WRITTEN PROBLEM: Select and copy out every line in the records containing "have".

-- -- --

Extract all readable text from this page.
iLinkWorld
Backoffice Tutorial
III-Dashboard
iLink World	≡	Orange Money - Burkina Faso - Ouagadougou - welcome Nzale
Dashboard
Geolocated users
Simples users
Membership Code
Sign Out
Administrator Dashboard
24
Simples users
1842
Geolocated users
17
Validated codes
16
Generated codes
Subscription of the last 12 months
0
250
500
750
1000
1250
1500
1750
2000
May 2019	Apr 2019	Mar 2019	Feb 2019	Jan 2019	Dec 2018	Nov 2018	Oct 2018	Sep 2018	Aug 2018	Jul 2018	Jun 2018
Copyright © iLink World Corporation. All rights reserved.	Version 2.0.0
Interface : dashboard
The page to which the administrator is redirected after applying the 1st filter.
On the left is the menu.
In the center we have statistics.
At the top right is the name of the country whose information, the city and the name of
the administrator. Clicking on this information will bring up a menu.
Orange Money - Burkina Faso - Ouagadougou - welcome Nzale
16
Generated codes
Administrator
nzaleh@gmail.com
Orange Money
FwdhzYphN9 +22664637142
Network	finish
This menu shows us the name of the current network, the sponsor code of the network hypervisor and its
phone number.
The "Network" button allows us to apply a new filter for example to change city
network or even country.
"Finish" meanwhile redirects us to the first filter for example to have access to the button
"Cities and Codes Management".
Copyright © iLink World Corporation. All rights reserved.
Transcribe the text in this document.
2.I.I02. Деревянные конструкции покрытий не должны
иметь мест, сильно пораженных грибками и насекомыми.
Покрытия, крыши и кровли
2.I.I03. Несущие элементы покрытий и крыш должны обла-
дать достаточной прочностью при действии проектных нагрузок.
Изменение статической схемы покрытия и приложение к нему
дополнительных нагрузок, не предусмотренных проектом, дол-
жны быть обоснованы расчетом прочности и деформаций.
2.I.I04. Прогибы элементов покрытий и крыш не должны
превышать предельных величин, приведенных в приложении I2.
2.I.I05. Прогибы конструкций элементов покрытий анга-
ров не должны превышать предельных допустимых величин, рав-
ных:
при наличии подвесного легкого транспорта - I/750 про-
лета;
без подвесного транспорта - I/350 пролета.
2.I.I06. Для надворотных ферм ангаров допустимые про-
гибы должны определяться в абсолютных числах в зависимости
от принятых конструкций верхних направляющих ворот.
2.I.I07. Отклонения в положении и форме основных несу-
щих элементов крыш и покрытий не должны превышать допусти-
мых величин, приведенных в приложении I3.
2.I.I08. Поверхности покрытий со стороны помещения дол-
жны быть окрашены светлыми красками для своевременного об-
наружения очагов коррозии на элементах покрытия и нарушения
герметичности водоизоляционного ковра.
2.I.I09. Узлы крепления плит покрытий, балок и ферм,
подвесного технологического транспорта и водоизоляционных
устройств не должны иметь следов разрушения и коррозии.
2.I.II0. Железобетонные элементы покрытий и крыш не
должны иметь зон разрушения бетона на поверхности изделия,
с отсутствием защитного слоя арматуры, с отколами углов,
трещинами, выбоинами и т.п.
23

-- -- --

THE RESULT:
In the center we have statistics.
"Finish" meanwhile redirects us to the first filter for example to have access to the button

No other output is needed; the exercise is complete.